AIM:
Find the word "text" in the material below and gather every line that contains it.
===== EXERCISE MATERIAL =====
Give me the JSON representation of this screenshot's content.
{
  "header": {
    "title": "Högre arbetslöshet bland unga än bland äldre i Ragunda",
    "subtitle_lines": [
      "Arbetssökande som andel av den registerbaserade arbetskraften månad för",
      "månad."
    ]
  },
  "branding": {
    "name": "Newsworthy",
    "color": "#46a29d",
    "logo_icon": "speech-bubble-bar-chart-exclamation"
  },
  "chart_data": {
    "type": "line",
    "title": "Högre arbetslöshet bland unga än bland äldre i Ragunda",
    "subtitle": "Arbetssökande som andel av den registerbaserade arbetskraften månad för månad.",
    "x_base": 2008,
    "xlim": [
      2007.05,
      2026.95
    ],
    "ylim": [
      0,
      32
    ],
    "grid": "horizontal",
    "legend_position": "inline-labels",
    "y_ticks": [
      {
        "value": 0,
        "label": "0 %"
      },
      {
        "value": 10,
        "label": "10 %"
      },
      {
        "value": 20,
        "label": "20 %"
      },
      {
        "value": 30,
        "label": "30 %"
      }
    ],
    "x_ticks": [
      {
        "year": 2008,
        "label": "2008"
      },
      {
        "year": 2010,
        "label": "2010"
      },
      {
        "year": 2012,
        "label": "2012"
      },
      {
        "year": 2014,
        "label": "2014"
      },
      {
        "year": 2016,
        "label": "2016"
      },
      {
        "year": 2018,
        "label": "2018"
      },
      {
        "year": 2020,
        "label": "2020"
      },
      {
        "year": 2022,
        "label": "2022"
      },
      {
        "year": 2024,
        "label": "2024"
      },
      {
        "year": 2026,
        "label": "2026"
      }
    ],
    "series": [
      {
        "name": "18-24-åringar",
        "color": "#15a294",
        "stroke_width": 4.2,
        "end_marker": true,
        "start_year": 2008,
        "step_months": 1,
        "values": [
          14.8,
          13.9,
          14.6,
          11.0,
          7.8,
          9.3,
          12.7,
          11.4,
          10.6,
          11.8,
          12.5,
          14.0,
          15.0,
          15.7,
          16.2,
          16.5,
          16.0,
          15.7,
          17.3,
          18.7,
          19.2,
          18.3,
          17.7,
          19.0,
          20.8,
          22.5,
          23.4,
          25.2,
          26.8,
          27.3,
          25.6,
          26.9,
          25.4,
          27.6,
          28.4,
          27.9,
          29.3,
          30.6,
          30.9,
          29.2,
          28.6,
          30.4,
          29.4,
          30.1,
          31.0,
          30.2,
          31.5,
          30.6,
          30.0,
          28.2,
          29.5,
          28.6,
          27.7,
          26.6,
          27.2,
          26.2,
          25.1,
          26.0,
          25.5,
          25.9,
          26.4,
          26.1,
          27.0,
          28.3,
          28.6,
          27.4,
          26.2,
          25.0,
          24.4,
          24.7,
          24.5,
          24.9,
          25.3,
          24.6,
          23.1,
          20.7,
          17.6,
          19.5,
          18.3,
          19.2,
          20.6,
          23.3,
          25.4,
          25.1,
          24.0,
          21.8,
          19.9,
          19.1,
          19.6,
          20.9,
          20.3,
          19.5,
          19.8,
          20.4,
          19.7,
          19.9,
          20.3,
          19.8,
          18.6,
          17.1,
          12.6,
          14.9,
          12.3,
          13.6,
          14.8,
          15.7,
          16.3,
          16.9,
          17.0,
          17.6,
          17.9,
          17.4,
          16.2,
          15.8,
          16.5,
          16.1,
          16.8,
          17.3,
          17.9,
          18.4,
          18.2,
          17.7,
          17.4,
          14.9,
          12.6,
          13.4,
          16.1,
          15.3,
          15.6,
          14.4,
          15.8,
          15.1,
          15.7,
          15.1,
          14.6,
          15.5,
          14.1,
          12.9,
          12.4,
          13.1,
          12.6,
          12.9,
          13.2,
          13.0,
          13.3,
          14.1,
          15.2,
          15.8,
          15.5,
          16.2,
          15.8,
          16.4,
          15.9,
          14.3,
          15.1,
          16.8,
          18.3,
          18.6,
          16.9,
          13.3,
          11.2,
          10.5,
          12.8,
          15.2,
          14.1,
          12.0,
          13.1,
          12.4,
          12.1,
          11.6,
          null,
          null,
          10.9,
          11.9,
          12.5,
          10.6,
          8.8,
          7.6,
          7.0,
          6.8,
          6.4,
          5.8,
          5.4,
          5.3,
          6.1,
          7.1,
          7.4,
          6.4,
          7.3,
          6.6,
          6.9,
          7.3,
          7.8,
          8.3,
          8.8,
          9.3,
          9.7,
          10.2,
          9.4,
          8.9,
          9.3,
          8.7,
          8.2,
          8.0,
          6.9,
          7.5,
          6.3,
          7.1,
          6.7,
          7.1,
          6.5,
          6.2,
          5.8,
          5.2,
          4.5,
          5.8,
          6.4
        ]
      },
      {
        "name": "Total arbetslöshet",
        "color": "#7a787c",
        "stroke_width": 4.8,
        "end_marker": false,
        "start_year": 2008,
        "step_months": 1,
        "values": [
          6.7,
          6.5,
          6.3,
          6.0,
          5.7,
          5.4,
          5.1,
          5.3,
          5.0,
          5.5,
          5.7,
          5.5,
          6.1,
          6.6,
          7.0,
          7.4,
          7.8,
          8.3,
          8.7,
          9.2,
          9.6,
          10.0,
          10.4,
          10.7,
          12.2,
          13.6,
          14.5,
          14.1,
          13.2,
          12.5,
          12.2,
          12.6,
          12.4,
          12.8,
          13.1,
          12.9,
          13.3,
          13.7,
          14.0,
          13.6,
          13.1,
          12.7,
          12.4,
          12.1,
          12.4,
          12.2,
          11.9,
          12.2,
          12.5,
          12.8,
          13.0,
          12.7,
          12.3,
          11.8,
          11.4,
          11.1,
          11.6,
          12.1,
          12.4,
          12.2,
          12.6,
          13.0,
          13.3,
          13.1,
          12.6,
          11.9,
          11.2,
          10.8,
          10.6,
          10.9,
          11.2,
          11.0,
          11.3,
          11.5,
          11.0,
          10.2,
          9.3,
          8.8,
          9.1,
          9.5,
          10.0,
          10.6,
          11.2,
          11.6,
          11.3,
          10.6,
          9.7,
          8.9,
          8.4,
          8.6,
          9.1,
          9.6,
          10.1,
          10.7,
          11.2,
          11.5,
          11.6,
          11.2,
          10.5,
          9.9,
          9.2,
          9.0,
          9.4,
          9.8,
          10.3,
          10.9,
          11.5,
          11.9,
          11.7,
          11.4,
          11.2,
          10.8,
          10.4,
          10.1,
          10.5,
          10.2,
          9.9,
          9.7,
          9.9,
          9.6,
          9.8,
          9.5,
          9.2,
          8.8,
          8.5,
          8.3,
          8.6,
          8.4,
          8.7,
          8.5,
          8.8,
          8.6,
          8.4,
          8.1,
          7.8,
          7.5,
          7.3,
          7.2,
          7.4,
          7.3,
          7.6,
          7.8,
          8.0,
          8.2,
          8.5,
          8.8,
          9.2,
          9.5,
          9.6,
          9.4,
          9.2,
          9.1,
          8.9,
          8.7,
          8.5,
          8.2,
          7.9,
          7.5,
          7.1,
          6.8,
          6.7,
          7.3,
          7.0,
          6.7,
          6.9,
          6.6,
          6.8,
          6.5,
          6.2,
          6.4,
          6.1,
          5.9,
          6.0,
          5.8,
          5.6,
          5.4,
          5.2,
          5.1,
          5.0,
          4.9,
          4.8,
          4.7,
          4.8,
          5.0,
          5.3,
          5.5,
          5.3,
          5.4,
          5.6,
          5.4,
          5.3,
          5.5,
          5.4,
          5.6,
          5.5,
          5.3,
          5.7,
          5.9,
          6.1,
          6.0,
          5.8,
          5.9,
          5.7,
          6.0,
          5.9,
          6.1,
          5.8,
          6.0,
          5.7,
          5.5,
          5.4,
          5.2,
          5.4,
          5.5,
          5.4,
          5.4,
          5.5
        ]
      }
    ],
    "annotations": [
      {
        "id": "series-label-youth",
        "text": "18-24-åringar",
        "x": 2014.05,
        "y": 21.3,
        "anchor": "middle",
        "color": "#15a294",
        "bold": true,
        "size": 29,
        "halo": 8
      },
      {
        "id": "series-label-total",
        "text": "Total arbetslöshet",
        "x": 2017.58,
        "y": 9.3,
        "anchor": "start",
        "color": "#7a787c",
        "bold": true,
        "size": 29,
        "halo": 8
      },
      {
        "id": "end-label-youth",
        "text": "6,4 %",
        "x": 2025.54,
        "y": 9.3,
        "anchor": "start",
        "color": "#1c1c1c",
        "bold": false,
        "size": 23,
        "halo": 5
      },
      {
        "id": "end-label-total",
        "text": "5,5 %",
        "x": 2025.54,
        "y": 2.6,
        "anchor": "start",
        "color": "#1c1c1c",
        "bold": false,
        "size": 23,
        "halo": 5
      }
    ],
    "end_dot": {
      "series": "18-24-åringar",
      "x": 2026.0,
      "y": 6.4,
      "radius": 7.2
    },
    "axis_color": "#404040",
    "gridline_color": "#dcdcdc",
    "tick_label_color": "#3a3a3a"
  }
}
=====
EXERCISE RESPONSE:
        "text": "18-24-åringar",
        "text": "Total arbetslöshet",
        "text": "6,4 %",
        "text": "5,5 %",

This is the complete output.